───── SOURCE EXTRACT ─────

The combination of the HERA inclusive deep inelastic scattering (DIS) cross sections [71] and the available CMS measurements of the lepton charge asymmetry in W boson production at \(\sqrt{s}=7\) and 8\(\,\text {TeV}\) [72, 73] are used. The CMS measurements probe the valence quark distributions in the kinematic range \(10^{-3} \le x \le 10^{-1}\) and have indirect sensitivity to the strange quark distribution. The CMS measurements of \(\text {W}+{\text {c}}\) production at \(\sqrt{s}=7\) [5] and 13\(\,\text {TeV}\) [6] are also used in a joint QCD analysis to fully exploit the other measurements at CMS that are sensitive to the strange quark distribution. The measurements included in this analysis are the HERA combined reduced cross sections for charged and neutral currents as a function of \(Q^2\) and x for different centre-of-mass energies, the muon charge asymmetry as a function of the pseudorapidity of the muon, and the \(\text {W}+{\text {c}}\) differential cross section as a function of \(|\eta ^{\ell } |\).

─────

▶ _REQUIRED WORK_:
a. According to the passage on the QCD analysis inputs, over what range of x do the CMS lepton charge asymmetry measurements probe the valence quark distributions?
b. Drawing only on the passage on the QCD analysis inputs, explain why the CMS W+c measurements at 7 and 13 TeV are added to the joint QCD analysis.
c. Carry on the passage on the QCD analysis inputs, starting right after its last sentence.

───── GIVEN RECORDS ─────

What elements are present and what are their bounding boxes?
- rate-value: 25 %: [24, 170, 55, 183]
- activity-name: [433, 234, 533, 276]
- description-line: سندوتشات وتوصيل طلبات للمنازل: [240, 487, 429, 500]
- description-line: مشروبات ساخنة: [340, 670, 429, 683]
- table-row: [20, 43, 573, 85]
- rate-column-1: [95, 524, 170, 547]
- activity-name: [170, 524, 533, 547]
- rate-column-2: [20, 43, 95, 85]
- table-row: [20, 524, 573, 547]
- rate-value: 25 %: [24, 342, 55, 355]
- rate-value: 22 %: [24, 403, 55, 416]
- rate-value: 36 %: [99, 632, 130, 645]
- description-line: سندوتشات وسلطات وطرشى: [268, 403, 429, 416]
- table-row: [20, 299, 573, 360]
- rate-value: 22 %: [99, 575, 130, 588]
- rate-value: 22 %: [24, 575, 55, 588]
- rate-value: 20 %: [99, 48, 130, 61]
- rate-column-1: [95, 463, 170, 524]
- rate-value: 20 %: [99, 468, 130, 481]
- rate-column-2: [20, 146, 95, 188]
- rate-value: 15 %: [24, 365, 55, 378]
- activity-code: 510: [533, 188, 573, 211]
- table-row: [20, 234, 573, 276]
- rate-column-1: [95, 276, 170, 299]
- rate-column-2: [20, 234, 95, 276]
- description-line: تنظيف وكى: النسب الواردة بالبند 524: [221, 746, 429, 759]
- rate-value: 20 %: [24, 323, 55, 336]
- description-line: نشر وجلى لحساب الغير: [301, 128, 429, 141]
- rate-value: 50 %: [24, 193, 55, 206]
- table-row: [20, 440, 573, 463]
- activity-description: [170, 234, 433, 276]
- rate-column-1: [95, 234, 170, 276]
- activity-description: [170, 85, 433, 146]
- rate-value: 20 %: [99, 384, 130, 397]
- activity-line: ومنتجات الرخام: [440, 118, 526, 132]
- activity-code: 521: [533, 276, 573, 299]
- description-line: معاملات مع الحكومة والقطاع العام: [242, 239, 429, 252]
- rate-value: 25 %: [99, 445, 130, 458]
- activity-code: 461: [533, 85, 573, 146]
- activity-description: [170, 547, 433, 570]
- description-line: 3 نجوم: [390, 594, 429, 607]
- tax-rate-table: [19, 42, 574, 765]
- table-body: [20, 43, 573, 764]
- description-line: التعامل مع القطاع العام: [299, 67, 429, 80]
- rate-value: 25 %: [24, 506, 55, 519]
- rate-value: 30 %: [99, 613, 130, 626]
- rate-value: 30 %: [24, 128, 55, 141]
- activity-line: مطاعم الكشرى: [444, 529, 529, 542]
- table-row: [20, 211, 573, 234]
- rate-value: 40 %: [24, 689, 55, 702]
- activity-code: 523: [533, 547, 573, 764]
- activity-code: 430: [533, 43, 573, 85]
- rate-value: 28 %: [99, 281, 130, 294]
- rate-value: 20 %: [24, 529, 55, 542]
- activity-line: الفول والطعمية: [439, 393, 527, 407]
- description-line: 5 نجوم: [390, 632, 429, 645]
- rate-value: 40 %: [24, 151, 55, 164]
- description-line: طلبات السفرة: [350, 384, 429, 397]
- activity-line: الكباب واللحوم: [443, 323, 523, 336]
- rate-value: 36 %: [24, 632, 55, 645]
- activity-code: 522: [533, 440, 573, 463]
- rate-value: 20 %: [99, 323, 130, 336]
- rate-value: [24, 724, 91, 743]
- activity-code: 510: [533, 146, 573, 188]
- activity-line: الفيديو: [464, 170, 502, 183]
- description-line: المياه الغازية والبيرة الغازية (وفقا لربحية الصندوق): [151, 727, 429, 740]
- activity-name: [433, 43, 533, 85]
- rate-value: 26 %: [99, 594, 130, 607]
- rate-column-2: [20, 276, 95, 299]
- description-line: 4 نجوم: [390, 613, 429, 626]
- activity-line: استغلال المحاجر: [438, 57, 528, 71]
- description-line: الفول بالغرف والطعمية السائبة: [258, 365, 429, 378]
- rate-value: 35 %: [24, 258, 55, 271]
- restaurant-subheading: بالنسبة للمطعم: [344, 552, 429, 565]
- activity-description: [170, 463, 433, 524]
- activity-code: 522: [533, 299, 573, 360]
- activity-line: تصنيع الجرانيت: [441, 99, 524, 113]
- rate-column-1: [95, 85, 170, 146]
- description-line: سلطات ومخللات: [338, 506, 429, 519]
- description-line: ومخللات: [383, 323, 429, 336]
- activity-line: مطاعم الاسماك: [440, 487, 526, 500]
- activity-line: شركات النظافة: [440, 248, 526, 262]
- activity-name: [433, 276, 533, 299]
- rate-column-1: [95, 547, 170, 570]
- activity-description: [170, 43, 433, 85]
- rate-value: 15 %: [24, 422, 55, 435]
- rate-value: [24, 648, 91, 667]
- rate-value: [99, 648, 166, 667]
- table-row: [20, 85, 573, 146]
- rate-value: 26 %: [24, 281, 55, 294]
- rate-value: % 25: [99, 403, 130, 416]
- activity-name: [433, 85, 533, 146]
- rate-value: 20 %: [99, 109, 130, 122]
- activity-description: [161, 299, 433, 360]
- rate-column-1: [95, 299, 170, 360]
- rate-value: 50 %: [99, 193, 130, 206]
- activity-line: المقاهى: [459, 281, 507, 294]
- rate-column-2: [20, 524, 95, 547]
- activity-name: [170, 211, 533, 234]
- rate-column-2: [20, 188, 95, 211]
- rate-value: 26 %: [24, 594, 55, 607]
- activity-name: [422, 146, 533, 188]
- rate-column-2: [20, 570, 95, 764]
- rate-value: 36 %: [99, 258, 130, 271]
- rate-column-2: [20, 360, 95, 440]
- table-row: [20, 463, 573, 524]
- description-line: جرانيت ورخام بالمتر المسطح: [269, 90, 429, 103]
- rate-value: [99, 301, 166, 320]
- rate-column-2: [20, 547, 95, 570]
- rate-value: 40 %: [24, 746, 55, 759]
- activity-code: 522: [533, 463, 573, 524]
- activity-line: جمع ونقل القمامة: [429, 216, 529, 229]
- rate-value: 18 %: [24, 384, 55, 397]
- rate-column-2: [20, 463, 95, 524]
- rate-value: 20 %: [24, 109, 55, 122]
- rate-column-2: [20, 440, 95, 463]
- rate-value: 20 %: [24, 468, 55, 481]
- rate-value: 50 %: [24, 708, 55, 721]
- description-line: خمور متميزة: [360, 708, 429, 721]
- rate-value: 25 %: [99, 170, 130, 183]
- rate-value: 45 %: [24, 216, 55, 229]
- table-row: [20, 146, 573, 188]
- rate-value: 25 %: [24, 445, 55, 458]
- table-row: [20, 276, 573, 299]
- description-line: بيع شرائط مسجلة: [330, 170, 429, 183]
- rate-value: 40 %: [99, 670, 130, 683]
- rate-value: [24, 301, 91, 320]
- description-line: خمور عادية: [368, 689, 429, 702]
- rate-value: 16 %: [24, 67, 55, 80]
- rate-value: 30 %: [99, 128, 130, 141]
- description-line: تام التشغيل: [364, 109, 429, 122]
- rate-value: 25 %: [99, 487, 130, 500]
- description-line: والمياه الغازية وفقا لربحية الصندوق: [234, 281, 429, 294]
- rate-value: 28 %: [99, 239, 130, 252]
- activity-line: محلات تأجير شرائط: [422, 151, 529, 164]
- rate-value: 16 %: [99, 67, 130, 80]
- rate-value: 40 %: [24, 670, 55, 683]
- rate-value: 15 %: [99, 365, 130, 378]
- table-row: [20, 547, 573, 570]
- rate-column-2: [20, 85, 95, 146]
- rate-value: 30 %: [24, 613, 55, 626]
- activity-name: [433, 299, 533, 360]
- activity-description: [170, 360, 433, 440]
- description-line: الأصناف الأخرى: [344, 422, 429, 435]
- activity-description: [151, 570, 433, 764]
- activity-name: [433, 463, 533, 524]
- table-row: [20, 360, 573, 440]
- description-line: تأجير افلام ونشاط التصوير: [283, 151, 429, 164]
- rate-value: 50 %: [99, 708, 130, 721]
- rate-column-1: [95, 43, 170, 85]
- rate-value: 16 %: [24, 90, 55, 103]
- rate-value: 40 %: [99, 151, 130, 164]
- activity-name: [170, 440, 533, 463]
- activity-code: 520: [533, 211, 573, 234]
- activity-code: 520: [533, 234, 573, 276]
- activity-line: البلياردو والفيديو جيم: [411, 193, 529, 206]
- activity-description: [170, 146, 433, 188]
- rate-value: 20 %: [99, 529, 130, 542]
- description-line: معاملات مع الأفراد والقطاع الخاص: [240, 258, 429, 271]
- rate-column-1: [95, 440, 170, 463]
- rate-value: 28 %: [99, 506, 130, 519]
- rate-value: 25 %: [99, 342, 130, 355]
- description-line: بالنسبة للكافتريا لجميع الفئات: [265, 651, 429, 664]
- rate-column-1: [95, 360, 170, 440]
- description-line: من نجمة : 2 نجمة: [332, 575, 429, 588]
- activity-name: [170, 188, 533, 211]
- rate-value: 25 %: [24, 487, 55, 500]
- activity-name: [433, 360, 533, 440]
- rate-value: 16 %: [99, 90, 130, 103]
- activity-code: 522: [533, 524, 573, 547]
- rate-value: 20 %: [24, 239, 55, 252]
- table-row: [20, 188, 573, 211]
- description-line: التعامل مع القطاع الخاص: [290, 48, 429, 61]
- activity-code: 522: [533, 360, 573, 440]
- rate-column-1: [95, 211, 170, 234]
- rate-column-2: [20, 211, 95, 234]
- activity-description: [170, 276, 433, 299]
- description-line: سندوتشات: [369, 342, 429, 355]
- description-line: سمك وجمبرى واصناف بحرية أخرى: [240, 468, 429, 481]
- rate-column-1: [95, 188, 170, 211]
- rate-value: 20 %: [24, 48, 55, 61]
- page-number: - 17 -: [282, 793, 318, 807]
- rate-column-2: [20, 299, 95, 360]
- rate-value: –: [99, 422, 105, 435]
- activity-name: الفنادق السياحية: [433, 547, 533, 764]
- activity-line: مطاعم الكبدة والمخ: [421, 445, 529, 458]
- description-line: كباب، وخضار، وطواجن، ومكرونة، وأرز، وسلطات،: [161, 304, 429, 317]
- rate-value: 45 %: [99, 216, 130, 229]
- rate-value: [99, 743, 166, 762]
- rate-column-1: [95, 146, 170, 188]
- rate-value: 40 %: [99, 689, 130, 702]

─────

▶ _ANSWERS TO THE EXERCISE_:
a. They probe x from 10⁻³ to 10⁻¹.

b. They are included to make full use of the other CMS measurements that are sensitive to the strange quark distribution. The lepton charge asymmetry data have only indirect sensitivity to that distribution.

c.
The correlations of the experimental uncertainties for each individual data set are included. The systematic uncertainties in the semileptonic branching fraction are treated as correlated between the CMS measurements of \(\text {W}+{\text {c}}\) production at 7 and 8\(\,\text {TeV}\). The rest of the systematic uncertainties are treated as uncorrelated between the two data-taking periods. The measurements of \(\text {W}+{\text {c}}\) production at a centre-of-mass energy of 13\(\,\text {TeV}\) are treated as uncorrelated with those at 7 and 8\(\,\text {TeV}\) because of the different methods of charm tagging and the differences in reconstruction and event selection in these data sets.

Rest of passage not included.